_Source:_
[FFmpeg-devel] Microsoft Smooth Streaming

Wed Oct 26 15:38:00 CEST 2011

Good point. I've read a little about RTMP some time ago.
This approach seems to be quiet suitable for my needs.
I'll study that.

Thanks very much.

On Wed, Oct 26, 2011 at 9:20 AM, Ratin <ratin3 at gmail.com> wrote:

> On Tue, Oct 25, 2011 at 4:25 PM, Marcus Nascimento <marcus.cps at gmail.com>
> wrote:
> > Please, check the answers bellow.
> >
> > Thank you very much in advance.
> >
> >
> > On Tue, Oct 25, 2011 at 3:54 PM, Nicolas George <
> > nicolas.george at normalesup.org> wrote:
> >
> >> Le quartidi 4 brumaire, an CCXX, Marcus Nascimento a écrit :
> >> > I'd like to extend FFMpeg to support Microsoft Smooth Streaming
> >> (streaming
> >> > playback), the same way it has been done by all the available
> Silverlight
> >> > players.
> >>
> >> Contributions are always welcome on principle.
> >>
> >> > By now I do not intend to dump data to a file to be played locally or
> >> > anything like that. And probably will never intend to do that. I just
> >> want
> >> > to play it.
> >>
> >> If it can play it, then it can also dump it to a file. I hope you were
> not
> >> counting otherwise.
> >>
> >>
> > Definitely not. I was only worried about legal issues. Don't want to
> cause
> > trouble to FFMpeg or something like that.
> >
> >
> >> > I did some research in this mail list and find out some posts that
> talked
> >> > about that before.
> >> > However I couldn't find in depth information or anything beyond the
> point
> >> > I'm stuck.

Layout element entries
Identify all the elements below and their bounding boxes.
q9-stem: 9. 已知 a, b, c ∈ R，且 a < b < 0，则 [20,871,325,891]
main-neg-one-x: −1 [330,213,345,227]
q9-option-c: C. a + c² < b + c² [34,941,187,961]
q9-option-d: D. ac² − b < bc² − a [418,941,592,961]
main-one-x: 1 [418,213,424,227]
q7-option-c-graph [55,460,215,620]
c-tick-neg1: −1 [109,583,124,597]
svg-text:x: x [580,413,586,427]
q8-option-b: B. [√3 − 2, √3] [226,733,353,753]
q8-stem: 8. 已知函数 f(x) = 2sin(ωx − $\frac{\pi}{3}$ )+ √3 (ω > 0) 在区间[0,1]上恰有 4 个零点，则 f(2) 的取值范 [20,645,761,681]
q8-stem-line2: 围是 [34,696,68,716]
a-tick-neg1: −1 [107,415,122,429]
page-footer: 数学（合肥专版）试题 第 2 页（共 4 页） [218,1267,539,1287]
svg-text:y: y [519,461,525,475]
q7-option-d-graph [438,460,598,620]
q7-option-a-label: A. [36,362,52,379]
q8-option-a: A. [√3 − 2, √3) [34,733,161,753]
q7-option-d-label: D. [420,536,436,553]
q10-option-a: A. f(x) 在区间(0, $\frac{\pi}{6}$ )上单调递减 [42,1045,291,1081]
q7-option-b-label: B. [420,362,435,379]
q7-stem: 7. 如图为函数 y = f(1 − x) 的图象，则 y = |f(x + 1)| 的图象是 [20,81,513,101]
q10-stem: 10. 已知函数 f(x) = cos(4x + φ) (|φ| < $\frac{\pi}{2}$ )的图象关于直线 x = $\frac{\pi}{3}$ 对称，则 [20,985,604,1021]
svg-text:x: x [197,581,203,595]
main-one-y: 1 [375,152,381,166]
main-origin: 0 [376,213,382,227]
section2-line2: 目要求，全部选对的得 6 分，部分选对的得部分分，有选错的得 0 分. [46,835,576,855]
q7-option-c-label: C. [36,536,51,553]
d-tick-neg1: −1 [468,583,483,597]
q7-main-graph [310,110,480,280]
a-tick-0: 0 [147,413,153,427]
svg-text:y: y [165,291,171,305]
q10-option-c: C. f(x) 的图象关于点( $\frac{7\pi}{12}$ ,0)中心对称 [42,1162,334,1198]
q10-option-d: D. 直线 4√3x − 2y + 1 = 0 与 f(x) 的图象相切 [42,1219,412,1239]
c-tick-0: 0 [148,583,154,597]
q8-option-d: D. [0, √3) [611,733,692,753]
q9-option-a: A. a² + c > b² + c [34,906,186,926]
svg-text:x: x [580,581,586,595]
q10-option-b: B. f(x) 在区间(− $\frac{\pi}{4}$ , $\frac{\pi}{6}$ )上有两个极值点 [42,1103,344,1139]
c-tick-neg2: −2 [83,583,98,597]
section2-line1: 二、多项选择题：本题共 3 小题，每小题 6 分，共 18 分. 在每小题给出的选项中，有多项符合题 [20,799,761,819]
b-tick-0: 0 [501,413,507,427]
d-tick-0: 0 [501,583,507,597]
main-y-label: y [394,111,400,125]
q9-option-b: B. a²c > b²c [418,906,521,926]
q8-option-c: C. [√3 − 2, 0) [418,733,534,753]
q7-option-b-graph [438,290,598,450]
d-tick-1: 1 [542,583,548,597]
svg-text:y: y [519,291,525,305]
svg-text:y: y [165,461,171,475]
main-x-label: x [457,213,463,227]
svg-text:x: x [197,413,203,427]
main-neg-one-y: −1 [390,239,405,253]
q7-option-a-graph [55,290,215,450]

_Written instruction:_ Reproduce, word for word, the part of the Smooth Streaming thread from "[FFmpeg-devel] Microsoft Smooth" to "for my needs.".

_Output of the exercise:_
[FFmpeg-devel] Microsoft Smooth Streaming

Wed Oct 26 15:38:00 CEST 2011

Good point. I've read a little about RTMP some time ago.
This approach seems to be quiet suitable for my needs.